:: SET EXERCISE ::
Leaving out all images, write out the records that follow exactly.

:: GIVEN DATA ::

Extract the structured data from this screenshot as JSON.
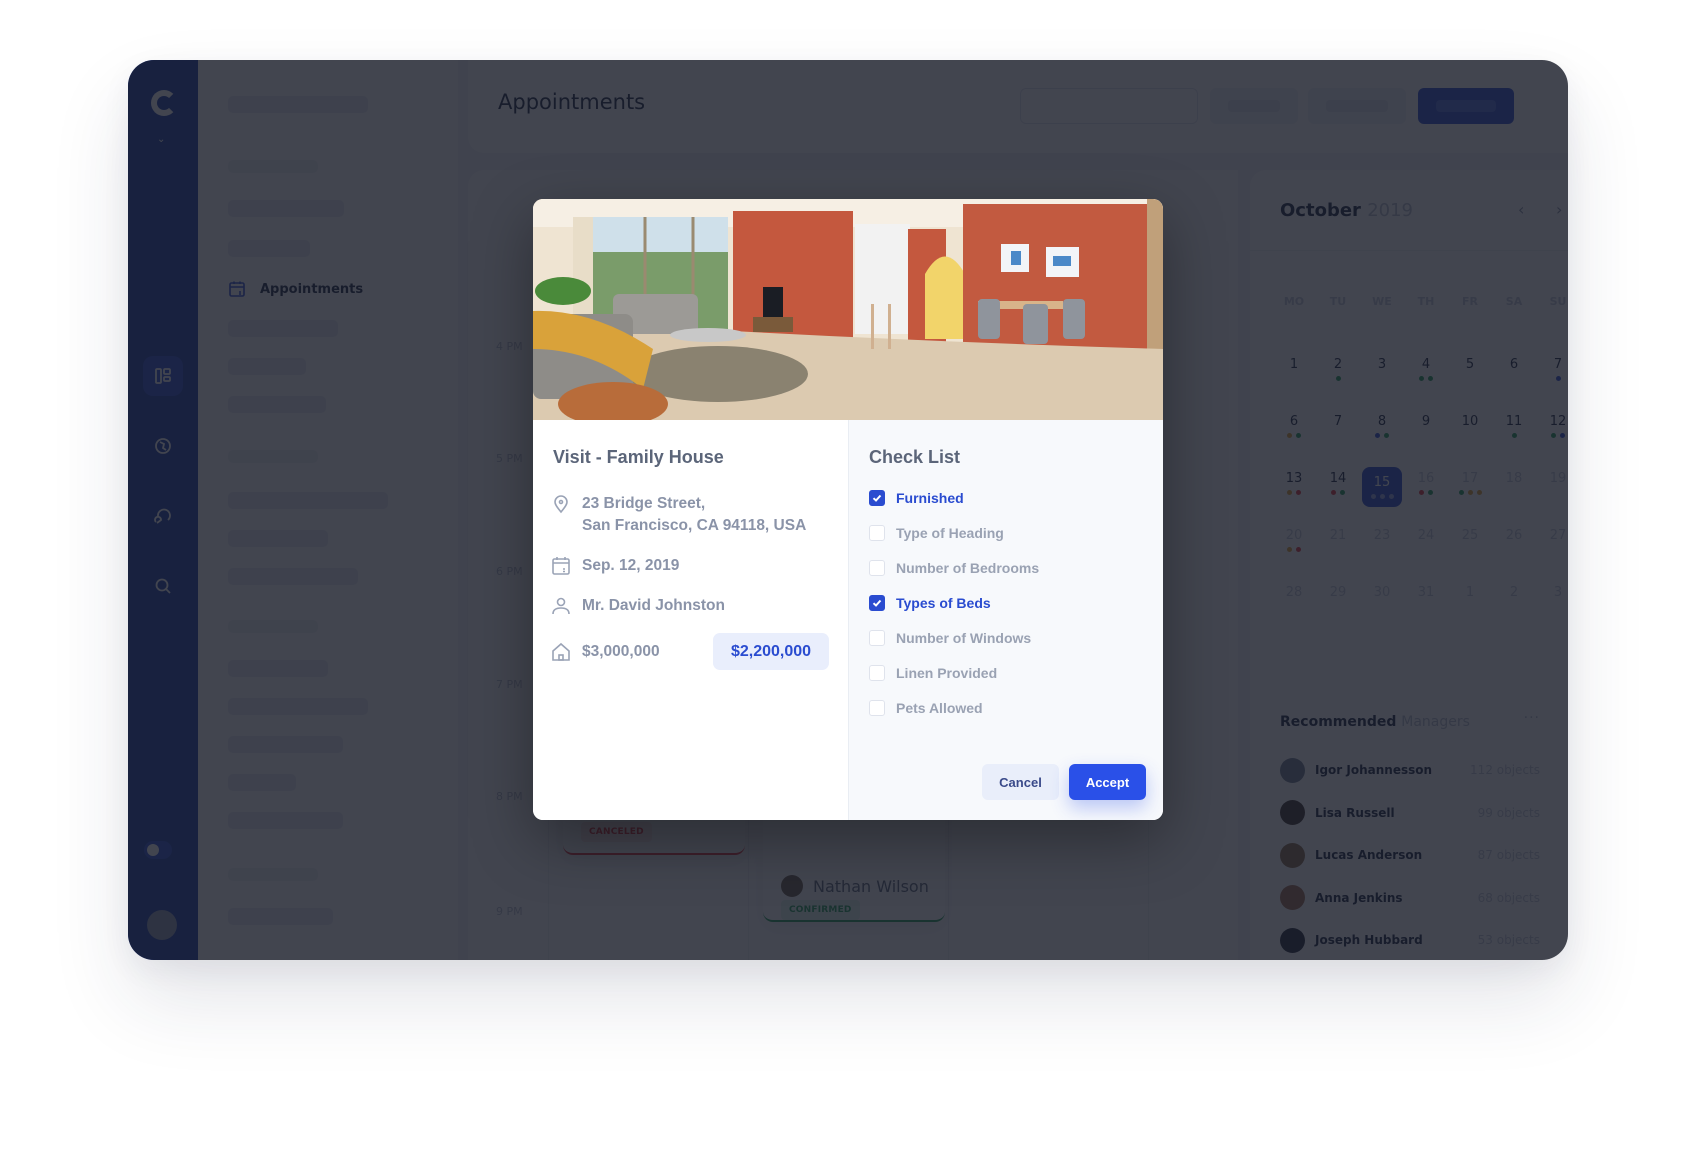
{
  "header": {
    "title": "Appointments"
  },
  "sidebar": {
    "active_item": {
      "label": "Appointments",
      "icon": "calendar-icon"
    },
    "rail_icons": [
      "dashboard-icon",
      "globe-icon",
      "chat-icon",
      "search-icon"
    ]
  },
  "schedule": {
    "time_labels": [
      "4 PM",
      "5 PM",
      "6 PM",
      "7 PM",
      "8 PM",
      "9 PM"
    ],
    "cards": [
      {
        "status": "CANCELED",
        "status_color": "#e0303a"
      },
      {
        "person": "Nathan Wilson",
        "status": "CONFIRMED",
        "status_color": "#1f9d55"
      }
    ]
  },
  "calendar": {
    "month": "October",
    "year": "2019",
    "prev_icon": "chevron-left-icon",
    "next_icon": "chevron-right-icon",
    "weekdays": [
      "MO",
      "TU",
      "WE",
      "TH",
      "FR",
      "SA",
      "SU"
    ],
    "days": [
      {
        "d": "1",
        "dots": []
      },
      {
        "d": "2",
        "dots": [
          "#1f9d55"
        ]
      },
      {
        "d": "3",
        "dots": []
      },
      {
        "d": "4",
        "dots": [
          "#1f9d55",
          "#1f9d55"
        ]
      },
      {
        "d": "5",
        "dots": []
      },
      {
        "d": "6",
        "dots": []
      },
      {
        "d": "7",
        "dots": [
          "#2a4cd0"
        ]
      },
      {
        "d": "6",
        "dots": [
          "#e0a030",
          "#1f9d55"
        ]
      },
      {
        "d": "7",
        "dots": []
      },
      {
        "d": "8",
        "dots": [
          "#2a4cd0",
          "#1f9d55"
        ]
      },
      {
        "d": "9",
        "dots": []
      },
      {
        "d": "10",
        "dots": []
      },
      {
        "d": "11",
        "dots": [
          "#1f9d55"
        ]
      },
      {
        "d": "12",
        "dots": [
          "#1f9d55",
          "#2a4cd0"
        ]
      },
      {
        "d": "13",
        "dots": [
          "#e0a030",
          "#e0303a"
        ]
      },
      {
        "d": "14",
        "dots": [
          "#e0303a",
          "#1f9d55"
        ]
      },
      {
        "d": "15",
        "today": true,
        "dots": [
          "#ffffff",
          "#ffffff",
          "#ffffff"
        ]
      },
      {
        "d": "16",
        "muted": true,
        "dots": [
          "#e0303a",
          "#1f9d55"
        ]
      },
      {
        "d": "17",
        "muted": true,
        "dots": [
          "#1f9d55",
          "#e0a030",
          "#e0a030"
        ]
      },
      {
        "d": "18",
        "muted": true,
        "dots": []
      },
      {
        "d": "19",
        "muted": true,
        "dots": []
      },
      {
        "d": "20",
        "muted": true,
        "dots": [
          "#e0a030",
          "#e0303a"
        ]
      },
      {
        "d": "21",
        "muted": true,
        "dots": []
      },
      {
        "d": "23",
        "muted": true,
        "dots": []
      },
      {
        "d": "24",
        "muted": true,
        "dots": []
      },
      {
        "d": "25",
        "muted": true,
        "dots": []
      },
      {
        "d": "26",
        "muted": true,
        "dots": []
      },
      {
        "d": "27",
        "muted": true,
        "dots": []
      },
      {
        "d": "28",
        "muted": true,
        "dots": []
      },
      {
        "d": "29",
        "muted": true,
        "dots": []
      },
      {
        "d": "30",
        "muted": true,
        "dots": []
      },
      {
        "d": "31",
        "muted": true,
        "dots": []
      },
      {
        "d": "1",
        "muted": true,
        "dots": []
      },
      {
        "d": "2",
        "muted": true,
        "dots": []
      },
      {
        "d": "3",
        "muted": true,
        "dots": []
      }
    ]
  },
  "recommended": {
    "title": "Recommended",
    "subtitle": "Managers",
    "more_icon": "more-horizontal-icon",
    "managers": [
      {
        "name": "Igor Johannesson",
        "count": "112 objects",
        "avatar_color": "#6d7a90"
      },
      {
        "name": "Lisa Russell",
        "count": "99 objects",
        "avatar_color": "#3a2f2a"
      },
      {
        "name": "Lucas Anderson",
        "count": "87 objects",
        "avatar_color": "#8a6a4a"
      },
      {
        "name": "Anna Jenkins",
        "count": "68 objects",
        "avatar_color": "#a06a50"
      },
      {
        "name": "Joseph Hubbard",
        "count": "53 objects",
        "avatar_color": "#1e2535"
      }
    ]
  },
  "modal": {
    "photo_alt": "Living room with brick wall and dining area",
    "title": "Visit - Family House",
    "address_line1": "23 Bridge Street,",
    "address_line2": "San Francisco, CA 94118, USA",
    "date": "Sep. 12, 2019",
    "client": "Mr. David Johnston",
    "price_original": "$3,000,000",
    "price_offer": "$2,200,000",
    "checklist_title": "Check List",
    "checklist": [
      {
        "label": "Furnished",
        "checked": true
      },
      {
        "label": "Type of Heading",
        "checked": false
      },
      {
        "label": "Number of Bedrooms",
        "checked": false
      },
      {
        "label": "Types of Beds",
        "checked": true
      },
      {
        "label": "Number of Windows",
        "checked": false
      },
      {
        "label": "Linen Provided",
        "checked": false
      },
      {
        "label": "Pets Allowed",
        "checked": false
      }
    ],
    "cancel_label": "Cancel",
    "accept_label": "Accept"
  }
}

:: CORRECT RESULT ::
Extract the structured data from this screenshot as JSON.
{
  "header": {
    "title": "Appointments"
  },
  "sidebar": {
    "active_item": {
      "label": "Appointments",
      "icon": "calendar-icon"
    },
    "rail_icons": [
      "dashboard-icon",
      "globe-icon",
      "chat-icon",
      "search-icon"
    ]
  },
  "schedule": {
    "time_labels": [
      "4 PM",
      "5 PM",
      "6 PM",
      "7 PM",
      "8 PM",
      "9 PM"
    ],
    "cards": [
      {
        "status": "CANCELED",
        "status_color": "#e0303a"
      },
      {
        "person": "Nathan Wilson",
        "status": "CONFIRMED",
        "status_color": "#1f9d55"
      }
    ]
  },
  "calendar": {
    "month": "October",
    "year": "2019",
    "prev_icon": "chevron-left-icon",
    "next_icon": "chevron-right-icon",
    "weekdays": [
      "MO",
      "TU",
      "WE",
      "TH",
      "FR",
      "SA",
      "SU"
    ],
    "days": [
      {
        "d": "1",
        "dots": []
      },
      {
        "d": "2",
        "dots": [
          "#1f9d55"
        ]
      },
      {
        "d": "3",
        "dots": []
      },
      {
        "d": "4",
        "dots": [
          "#1f9d55",
          "#1f9d55"
        ]
      },
      {
        "d": "5",
        "dots": []
      },
      {
        "d": "6",
        "dots": []
      },
      {
        "d": "7",
        "dots": [
          "#2a4cd0"
        ]
      },
      {
        "d": "6",
        "dots": [
          "#e0a030",
          "#1f9d55"
        ]
      },
      {
        "d": "7",
        "dots": []
      },
      {
        "d": "8",
        "dots": [
          "#2a4cd0",
          "#1f9d55"
        ]
      },
      {
        "d": "9",
        "dots": []
      },
      {
        "d": "10",
        "dots": []
      },
      {
        "d": "11",
        "dots": [
          "#1f9d55"
        ]
      },
      {
        "d": "12",
        "dots": [
          "#1f9d55",
          "#2a4cd0"
        ]
      },
      {
        "d": "13",
        "dots": [
          "#e0a030",
          "#e0303a"
        ]
      },
      {
        "d": "14",
        "dots": [
          "#e0303a",
          "#1f9d55"
        ]
      },
      {
        "d": "15",
        "today": true,
        "dots": [
          "#ffffff",
          "#ffffff",
          "#ffffff"
        ]
      },
      {
        "d": "16",
        "muted": true,
        "dots": [
          "#e0303a",
          "#1f9d55"
        ]
      },
      {
        "d": "17",
        "muted": true,
        "dots": [
          "#1f9d55",
          "#e0a030",
          "#e0a030"
        ]
      },
      {
        "d": "18",
        "muted": true,
        "dots": []
      },
      {
        "d": "19",
        "muted": true,
        "dots": []
      },
      {
        "d": "20",
        "muted": true,
        "dots": [
          "#e0a030",
          "#e0303a"
        ]
      },
      {
        "d": "21",
        "muted": true,
        "dots": []
      },
      {
        "d": "23",
        "muted": true,
        "dots": []
      },
      {
        "d": "24",
        "muted": true,
        "dots": []
      },
      {
        "d": "25",
        "muted": true,
        "dots": []
      },
      {
        "d": "26",
        "muted": true,
        "dots": []
      },
      {
        "d": "27",
        "muted": true,
        "dots": []
      },
      {
        "d": "28",
        "muted": true,
        "dots": []
      },
      {
        "d": "29",
        "muted": true,
        "dots": []
      },
      {
        "d": "30",
        "muted": true,
        "dots": []
      },
      {
        "d": "31",
        "muted": true,
        "dots": []
      },
      {
        "d": "1",
        "muted": true,
        "dots": []
      },
      {
        "d": "2",
        "muted": true,
        "dots": []
      },
      {
        "d": "3",
        "muted": true,
        "dots": []
      }
    ]
  },
  "recommended": {
    "title": "Recommended",
    "subtitle": "Managers",
    "more_icon": "more-horizontal-icon",
    "managers": [
      {
        "name": "Igor Johannesson",
        "count": "112 objects",
        "avatar_color": "#6d7a90"
      },
      {
        "name": "Lisa Russell",
        "count": "99 objects",
        "avatar_color": "#3a2f2a"
      },
      {
        "name": "Lucas Anderson",
        "count": "87 objects",
        "avatar_color": "#8a6a4a"
      },
      {
        "name": "Anna Jenkins",
        "count": "68 objects",
        "avatar_color": "#a06a50"
      },
      {
        "name": "Joseph Hubbard",
        "count": "53 objects",
        "avatar_color": "#1e2535"
      }
    ]
  },
  "modal": {
    "photo_alt": "Living room with brick wall and dining area",
    "title": "Visit - Family House",
    "address_line1": "23 Bridge Street,",
    "address_line2": "San Francisco, CA 94118, USA",
    "date": "Sep. 12, 2019",
    "client": "Mr. David Johnston",
    "price_original": "$3,000,000",
    "price_offer": "$2,200,000",
    "checklist_title": "Check List",
    "checklist": [
      {
        "label": "Furnished",
        "checked": true
      },
      {
        "label": "Type of Heading",
        "checked": false
      },
      {
        "label": "Number of Bedrooms",
        "checked": false
      },
      {
        "label": "Types of Beds",
        "checked": true
      },
      {
        "label": "Number of Windows",
        "checked": false
      },
      {
        "label": "Linen Provided",
        "checked": false
      },
      {
        "label": "Pets Allowed",
        "checked": false
      }
    ],
    "cancel_label": "Cancel",
    "accept_label": "Accept"
  }
}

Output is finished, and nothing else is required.